AUFGABENSTELLUNG |
- 1) Gib jeden Satz aus dem Textauszug über Enabling in technischen Unternehmen wieder, der mit einem Fragezeichen endet.
- 2) Greif den Textauszug über Enabling in technischen Unternehmen auf und schreib ihn im Anschluss an seinen letzten Satz weiter.

TEXTAUSZUG |

^^^^^^^^^^^^^^^^

Warum tun sich viele technische Unternehmen schwer damit, ihre Leute in diesem Sinne zu ertüchtigen?
Ich glaube, dass viele Führungskräfte gar nicht auf dem Schirm haben, dass ihre Leute dabei Unterstützung benötigen. Ich schätze, dass mindestens die Hälfte aller Führungskräfte der Meinung ist, ihre Mitarbeiter würden diese Fähigkeit mitbringen. Naturbedingt. Oder weil sie ja ein Studium absolviert haben. Man stellt selbst an Einsteiger die Anforderung, als eine Art Plug-and- Play-Lösung zur Verfügung zu stehen. Sprich, hier ist das Problem – arbeite dich ein und löse es. Die Erkenntnis, dass Führung von Mitarbeitern immer auch etwas mit der Entwicklung ihrer Persönlichkeit zu tun hat, ist längst nicht selbstverständlich. Ich begegne immer wieder Führungskräften, die diese Art des Enablings nicht zu ihren Aufgaben zählen.

Woran liegt das, warum ist die Bedeutung des Enablings noch nicht in den Unternehmen angekommen?
Es gibt eine einseitige Sicht auf die Dinge, die häufig schon im Studium beginnt – wenn auch unter anderen Vorzeichen. Dort setzen sich die Studierenden in die Hörsäle und denken: „So, und jetzt macht mich mal schlau.“ In den Unternehmen wiederum begrüßen die Führungskräfte ihre Einsteiger und denken: „So, und jetzt sei du mal schlau und produktiv.“ Oder anders gesagt: Enabled als Zustand wird erwartet. Enabling als Prozess findet hingegen nicht immer statt, weil er viel Anstrengung kostet und gegenseitiges Bemühen verlangt.

Die Erkenntnis, dass Führung von Mitarbeitern immer auch etwas mit der Entwicklung ihrer Persönlichkeit zu tun hat, ist längst nicht selbstverständlich.

Warum wird diese Arbeit in technischen Unternehmen gescheut? Ist das nicht eigentlich der Kern von Personalentwicklung?

^^^^^^^^^^^^^^^^

Gespeicherte Einträge einer Sammlung
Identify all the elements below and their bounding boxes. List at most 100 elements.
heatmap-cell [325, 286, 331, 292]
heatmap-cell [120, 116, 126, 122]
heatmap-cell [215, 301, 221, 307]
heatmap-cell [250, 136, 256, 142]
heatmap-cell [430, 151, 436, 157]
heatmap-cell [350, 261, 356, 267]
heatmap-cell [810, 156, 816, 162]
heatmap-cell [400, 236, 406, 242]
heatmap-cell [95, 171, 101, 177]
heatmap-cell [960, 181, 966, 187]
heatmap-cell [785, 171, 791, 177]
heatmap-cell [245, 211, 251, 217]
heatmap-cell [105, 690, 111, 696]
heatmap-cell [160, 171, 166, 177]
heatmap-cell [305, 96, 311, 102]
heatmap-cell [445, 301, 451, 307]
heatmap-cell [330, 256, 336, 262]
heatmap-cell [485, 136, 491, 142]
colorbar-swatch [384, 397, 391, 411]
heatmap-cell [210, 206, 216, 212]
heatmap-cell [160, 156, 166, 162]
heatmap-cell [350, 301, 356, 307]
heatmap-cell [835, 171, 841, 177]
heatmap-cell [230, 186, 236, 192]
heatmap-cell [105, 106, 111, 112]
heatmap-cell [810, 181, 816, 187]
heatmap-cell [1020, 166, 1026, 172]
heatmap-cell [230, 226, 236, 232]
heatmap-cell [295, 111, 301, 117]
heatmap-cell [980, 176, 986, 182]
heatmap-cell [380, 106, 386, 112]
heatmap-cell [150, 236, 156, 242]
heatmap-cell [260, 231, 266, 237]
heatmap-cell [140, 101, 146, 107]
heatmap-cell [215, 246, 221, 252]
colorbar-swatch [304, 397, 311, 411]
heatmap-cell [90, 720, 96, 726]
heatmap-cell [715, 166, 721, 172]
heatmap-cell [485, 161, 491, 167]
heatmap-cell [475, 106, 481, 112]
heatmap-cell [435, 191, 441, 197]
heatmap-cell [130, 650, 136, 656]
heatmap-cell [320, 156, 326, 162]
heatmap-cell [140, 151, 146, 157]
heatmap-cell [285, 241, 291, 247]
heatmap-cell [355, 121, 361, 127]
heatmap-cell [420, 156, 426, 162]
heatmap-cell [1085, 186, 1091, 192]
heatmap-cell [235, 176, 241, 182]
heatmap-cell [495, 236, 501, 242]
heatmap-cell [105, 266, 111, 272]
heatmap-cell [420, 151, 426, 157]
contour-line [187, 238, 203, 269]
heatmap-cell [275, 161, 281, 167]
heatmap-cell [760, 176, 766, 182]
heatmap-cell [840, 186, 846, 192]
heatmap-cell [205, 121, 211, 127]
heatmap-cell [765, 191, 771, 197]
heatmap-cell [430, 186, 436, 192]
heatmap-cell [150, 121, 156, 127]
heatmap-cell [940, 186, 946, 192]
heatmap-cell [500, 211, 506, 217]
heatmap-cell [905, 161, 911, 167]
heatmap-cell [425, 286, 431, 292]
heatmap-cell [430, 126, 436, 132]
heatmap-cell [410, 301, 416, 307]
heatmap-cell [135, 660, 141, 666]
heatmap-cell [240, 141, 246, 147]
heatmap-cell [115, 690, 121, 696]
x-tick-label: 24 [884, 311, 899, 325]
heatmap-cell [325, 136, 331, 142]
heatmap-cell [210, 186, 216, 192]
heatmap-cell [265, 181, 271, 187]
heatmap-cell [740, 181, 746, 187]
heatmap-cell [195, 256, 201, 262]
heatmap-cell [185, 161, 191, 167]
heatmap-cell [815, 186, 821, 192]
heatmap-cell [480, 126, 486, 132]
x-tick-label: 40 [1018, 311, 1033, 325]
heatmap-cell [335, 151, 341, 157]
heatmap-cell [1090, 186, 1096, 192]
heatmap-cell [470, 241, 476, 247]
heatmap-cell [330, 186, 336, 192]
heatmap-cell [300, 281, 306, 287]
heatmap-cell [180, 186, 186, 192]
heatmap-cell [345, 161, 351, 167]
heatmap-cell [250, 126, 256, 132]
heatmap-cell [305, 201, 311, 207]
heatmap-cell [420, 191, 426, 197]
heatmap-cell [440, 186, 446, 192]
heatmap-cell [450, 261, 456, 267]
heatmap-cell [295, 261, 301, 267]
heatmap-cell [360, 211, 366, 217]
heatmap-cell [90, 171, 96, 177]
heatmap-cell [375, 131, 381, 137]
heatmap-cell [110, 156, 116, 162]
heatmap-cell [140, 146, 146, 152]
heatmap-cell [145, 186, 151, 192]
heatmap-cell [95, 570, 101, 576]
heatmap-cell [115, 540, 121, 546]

^^^^^^^^^^^^^^^^

LÖSUNGEN |
- 1)
- Warum tun sich viele technische Unternehmen schwer damit, ihre Leute in diesem Sinne zu ertüchtigen?
- Woran liegt das, warum ist die Bedeutung des Enablings noch nicht in den Unternehmen angekommen?
- Warum wird diese Arbeit in technischen Unternehmen gescheut?
- Ist das nicht eigentlich der Kern von Personalentwicklung?

- 2)
Theoretisch ja. Ich befürchte aber, dass die Sicht auf den Menschen in den Unternehmen, aber auch in den Hochschulen, heute vielfach eine andere ist. Man orientiert sich nicht am Prozess, dem schweißtreibenden Weg zu einer Lösung und der damit einhergehenden persönlichen und fachlichen Weiterentwicklung, sondern fokussiert sich zu sehr allein auf das „Outcome“ – also auf das Ergebnis. Dabei müssten die Führungskräfte Wegbegleiter im besten Sinne sein. Und nicht nur Leute, die am Startpunkt mit der Fahne wedeln und im Ziel Punkte vergeben.

Was kennzeichnet die Rolle des Wegbegleiters?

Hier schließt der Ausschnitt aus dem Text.